- [Provided data]:
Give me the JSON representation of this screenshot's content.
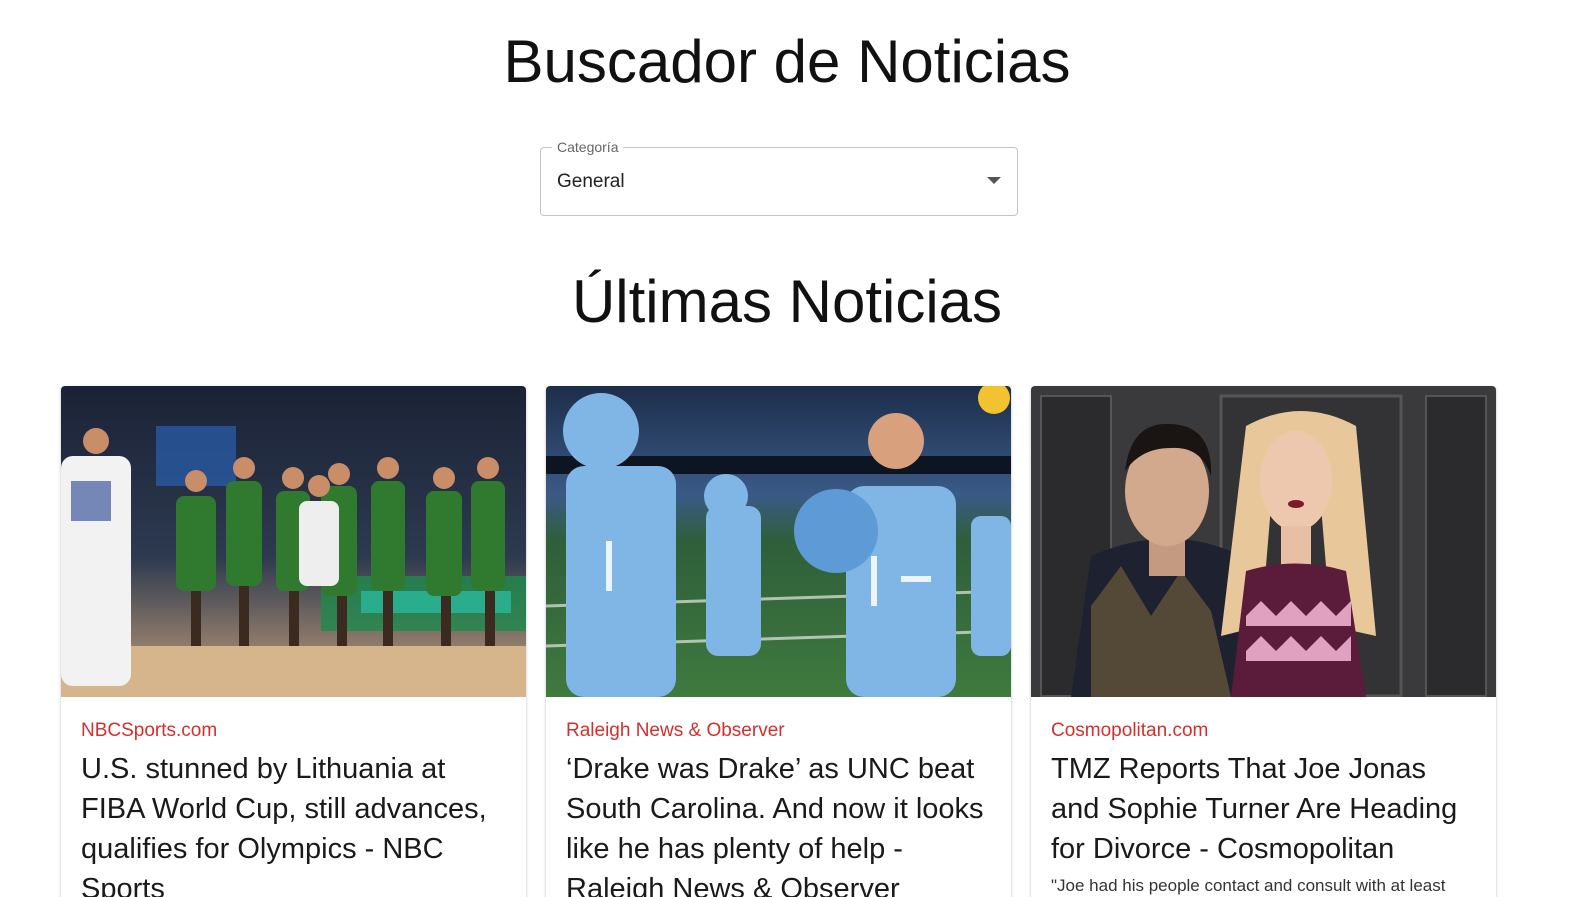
{
  "header": {
    "title": "Buscador de Noticias"
  },
  "category_select": {
    "label": "Categoría",
    "value": "General"
  },
  "news_section": {
    "title": "Últimas Noticias"
  },
  "articles": [
    {
      "source": "NBCSports.com",
      "title": "U.S. stunned by Lithuania at FIBA World Cup, still advances, qualifies for Olympics - NBC Sports",
      "image_icon": "basketball-team-photo"
    },
    {
      "source": "Raleigh News & Observer",
      "title": "‘Drake was Drake’ as UNC beat South Carolina. And now it looks like he has plenty of help - Raleigh News & Observer",
      "image_icon": "football-players-photo"
    },
    {
      "source": "Cosmopolitan.com",
      "title": "TMZ Reports That Joe Jonas and Sophie Turner Are Heading for Divorce - Cosmopolitan",
      "description": "\"Joe had his people contact and consult with at least",
      "image_icon": "couple-red-carpet-photo"
    }
  ],
  "colors": {
    "source_red": "#d32f2f",
    "border_gray": "#c4c4c4"
  }
}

- [Brief]: Copy the listing exactly. Any image in it stays out of the copy.

- [Written reply]:
Give me the JSON representation of this screenshot's content.
{
  "header": {
    "title": "Buscador de Noticias"
  },
  "category_select": {
    "label": "Categoría",
    "value": "General"
  },
  "news_section": {
    "title": "Últimas Noticias"
  },
  "articles": [
    {
      "source": "NBCSports.com",
      "title": "U.S. stunned by Lithuania at FIBA World Cup, still advances, qualifies for Olympics - NBC Sports",
      "image_icon": "basketball-team-photo"
    },
    {
      "source": "Raleigh News & Observer",
      "title": "‘Drake was Drake’ as UNC beat South Carolina. And now it looks like he has plenty of help - Raleigh News & Observer",
      "image_icon": "football-players-photo"
    },
    {
      "source": "Cosmopolitan.com",
      "title": "TMZ Reports That Joe Jonas and Sophie Turner Are Heading for Divorce - Cosmopolitan",
      "description": "\"Joe had his people contact and consult with at least",
      "image_icon": "couple-red-carpet-photo"
    }
  ],
  "colors": {
    "source_red": "#d32f2f",
    "border_gray": "#c4c4c4"
  }
}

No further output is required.